### RECORD EXCERPTS
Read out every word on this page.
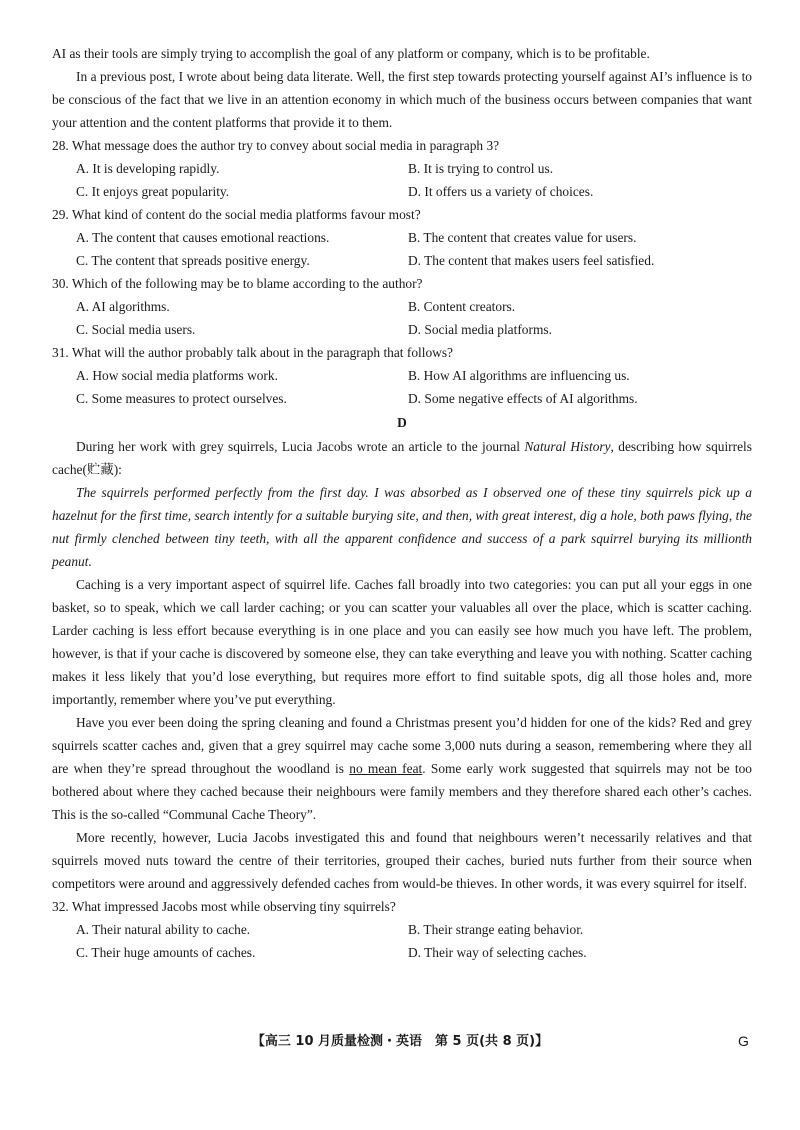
AI as their tools are simply trying to accomplish the goal of any platform or company, which is to be profitable.

In a previous post, I wrote about being data literate. Well, the first step towards protecting yourself against AI’s influence is to be conscious of the fact that we live in an attention economy in which much of the business occurs between companies that want your attention and the content platforms that provide it to them.

28. What message does the author try to convey about social media in paragraph 3?

A. It is developing rapidly.	B. It is trying to control us.
C. It enjoys great popularity.	D. It offers us a variety of choices.

29. What kind of content do the social media platforms favour most?

A. The content that causes emotional reactions.	B. The content that creates value for users.
C. The content that spreads positive energy.	D. The content that makes users feel satisfied.

30. Which of the following may be to blame according to the author?

A. AI algorithms.	B. Content creators.
C. Social media users.	D. Social media platforms.

31. What will the author probably talk about in the paragraph that follows?

A. How social media platforms work.	B. How AI algorithms are influencing us.
C. Some measures to protect ourselves.	D. Some negative effects of AI algorithms.
D

During her work with grey squirrels, Lucia Jacobs wrote an article to the journal Natural History, describing how squirrels cache(贮藏):

The squirrels performed perfectly from the first day. I was absorbed as I observed one of these tiny squirrels pick up a hazelnut for the first time, search intently for a suitable burying site, and then, with great interest, dig a hole, both paws flying, the nut firmly clenched between tiny teeth, with all the apparent confidence and success of a park squirrel burying its millionth peanut.

Caching is a very important aspect of squirrel life. Caches fall broadly into two categories: you can put all your eggs in one basket, so to speak, which we call larder caching; or you can scatter your valuables all over the place, which is scatter caching. Larder caching is less effort because everything is in one place and you can easily see how much you have left. The problem, however, is that if your cache is discovered by someone else, they can take everything and leave you with nothing. Scatter caching makes it less likely that you’d lose everything, but requires more effort to find suitable spots, dig all those holes and, more importantly, remember where you’ve put everything.

Have you ever been doing the spring cleaning and found a Christmas present you’d hidden for one of the kids? Red and grey squirrels scatter caches and, given that a grey squirrel may cache some 3,000 nuts during a season, remembering where they all are when they’re spread throughout the woodland is no mean feat. Some early work suggested that squirrels may not be too bothered about where they cached because their neighbours were family members and they therefore shared each other’s caches. This is the so-called “Communal Cache Theory”.

More recently, however, Lucia Jacobs investigated this and found that neighbours weren’t necessarily relatives and that squirrels moved nuts toward the centre of their territories, grouped their caches, buried nuts further from their source when competitors were around and aggressively defended caches from would-be thieves. In other words, it was every squirrel for itself.

32. What impressed Jacobs most while observing tiny squirrels?

A. Their natural ability to cache.	B. Their strange eating behavior.
C. Their huge amounts of caches.	D. Their way of selecting caches.
【高三 10 月质量检测・英语　第 5 页(共 8 页)】	G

### TASK STATEMENT
Show each line of the listing that holds the string "grey".

### FINISHED ANSWER
During her work with grey squirrels, Lucia Jacobs wrote an article to the journal Natural History, describing how squirrels cache(贮藏):
Have you ever been doing the spring cleaning and found a Christmas present you’d hidden for one of the kids? Red and grey squirrels scatter caches and, given that a grey squirrel may cache some 3,000 nuts during a season, remembering where they all are when they’re spread throughout the woodland is no mean feat. Some early work suggested that squirrels may not be too bothered about where they cached because their neighbours were family members and they therefore shared each other’s caches. This is the so-called “Communal Cache Theory”.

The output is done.